● Objective: Can you reproduce every line of the entries below verbatim, omitting the pictures?

● Data in this exercise:
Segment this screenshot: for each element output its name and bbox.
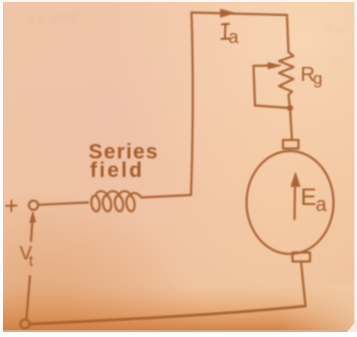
faint bleed-through text top-left bbox=[28, 10, 78, 25]
svg-text:t: t bbox=[29, 253, 34, 270]
wire: coil to right corner bbox=[142, 195, 192, 198]
svg-text:g: g bbox=[313, 69, 322, 88]
white page edges bbox=[0, 330, 357, 332]
wire: top horizontal bbox=[192, 13, 288, 16]
svg-text:nt u: nt u bbox=[322, 22, 342, 36]
Vt arrow pointing up to + terminal bbox=[31, 222, 32, 241]
node: + input terminal bbox=[29, 201, 38, 210]
label Ia : hand-drawn serif I bbox=[221, 24, 229, 39]
wire: right vertical from top corner to resistor bbox=[287, 15, 289, 52]
armature (machine body) bbox=[247, 151, 334, 254]
Ea arrow inside armature bbox=[293, 186, 296, 219]
inductor L1 series field winding (4 loops) bbox=[90, 195, 100, 212]
junction node: Rg bottom / diverter tap bbox=[287, 105, 293, 111]
wire: resistor bottom to junction bbox=[289, 95, 291, 108]
resistor Rg bbox=[279, 52, 294, 95]
svg-text:a: a bbox=[316, 194, 328, 216]
svg-text:a: a bbox=[229, 27, 240, 47]
current arrow Ia on top wire bbox=[221, 9, 235, 17]
node: bottom-left terminal bbox=[21, 320, 30, 329]
wire: left tall vertical (top loop left side) bbox=[191, 13, 193, 196]
faint bleed-through text top-right bbox=[322, 22, 344, 65]
wire: terminal to series field coil bbox=[38, 203, 88, 205]
wire: bottom brush down to bottom-right corner bbox=[301, 262, 306, 307]
wire: left lower vertical bbox=[27, 276, 31, 319]
svg-text:field: field bbox=[90, 159, 144, 182]
label + bbox=[6, 200, 17, 211]
brush: top armature terminal bbox=[283, 140, 299, 149]
svg-text:s a good: s a good bbox=[28, 10, 78, 25]
brush: bottom armature terminal bbox=[293, 253, 311, 262]
diverter loop bottom wire bbox=[255, 106, 290, 109]
svg-text:mr: mr bbox=[330, 51, 344, 65]
bottom wire bbox=[30, 306, 306, 324]
wire: junction down to top brush bbox=[290, 108, 292, 140]
diverter tap arrow into resistor bbox=[254, 64, 269, 66]
svg-text:E: E bbox=[301, 184, 317, 211]
diverter loop left vertical bbox=[254, 66, 256, 106]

● Complete output:
Segment this screenshot: for each element output its name and bbox.
faint bleed-through text top-left bbox=[28, 10, 78, 25]
svg-text:t: t bbox=[29, 253, 34, 270]
wire: coil to right corner bbox=[142, 195, 192, 198]
svg-text:g: g bbox=[313, 69, 322, 88]
white page edges bbox=[0, 330, 357, 332]
wire: top horizontal bbox=[192, 13, 288, 16]
svg-text:nt u: nt u bbox=[322, 22, 342, 36]
Vt arrow pointing up to + terminal bbox=[31, 222, 32, 241]
node: + input terminal bbox=[29, 201, 38, 210]
label Ia : hand-drawn serif I bbox=[221, 24, 229, 39]
wire: right vertical from top corner to resistor bbox=[287, 15, 289, 52]
armature (machine body) bbox=[247, 151, 334, 254]
Ea arrow inside armature bbox=[293, 186, 296, 219]
inductor L1 series field winding (4 loops) bbox=[90, 195, 100, 212]
junction node: Rg bottom / diverter tap bbox=[287, 105, 293, 111]
wire: resistor bottom to junction bbox=[289, 95, 291, 108]
resistor Rg bbox=[279, 52, 294, 95]
svg-text:a: a bbox=[316, 194, 328, 216]
svg-text:a: a bbox=[229, 27, 240, 47]
current arrow Ia on top wire bbox=[221, 9, 235, 17]
node: bottom-left terminal bbox=[21, 320, 30, 329]
wire: left tall vertical (top loop left side) bbox=[191, 13, 193, 196]
faint bleed-through text top-right bbox=[322, 22, 344, 65]
wire: terminal to series field coil bbox=[38, 203, 88, 205]
wire: bottom brush down to bottom-right corner bbox=[301, 262, 306, 307]
wire: left lower vertical bbox=[27, 276, 31, 319]
svg-text:field: field bbox=[90, 159, 144, 182]
label + bbox=[6, 200, 17, 211]
brush: top armature terminal bbox=[283, 140, 299, 149]
svg-text:s a good: s a good bbox=[28, 10, 78, 25]
brush: bottom armature terminal bbox=[293, 253, 311, 262]
diverter loop bottom wire bbox=[255, 106, 290, 109]
svg-text:mr: mr bbox=[330, 51, 344, 65]
bottom wire bbox=[30, 306, 306, 324]
wire: junction down to top brush bbox=[290, 108, 292, 140]
diverter tap arrow into resistor bbox=[254, 64, 269, 66]
svg-text:E: E bbox=[301, 184, 317, 211]
diverter loop left vertical bbox=[254, 66, 256, 106]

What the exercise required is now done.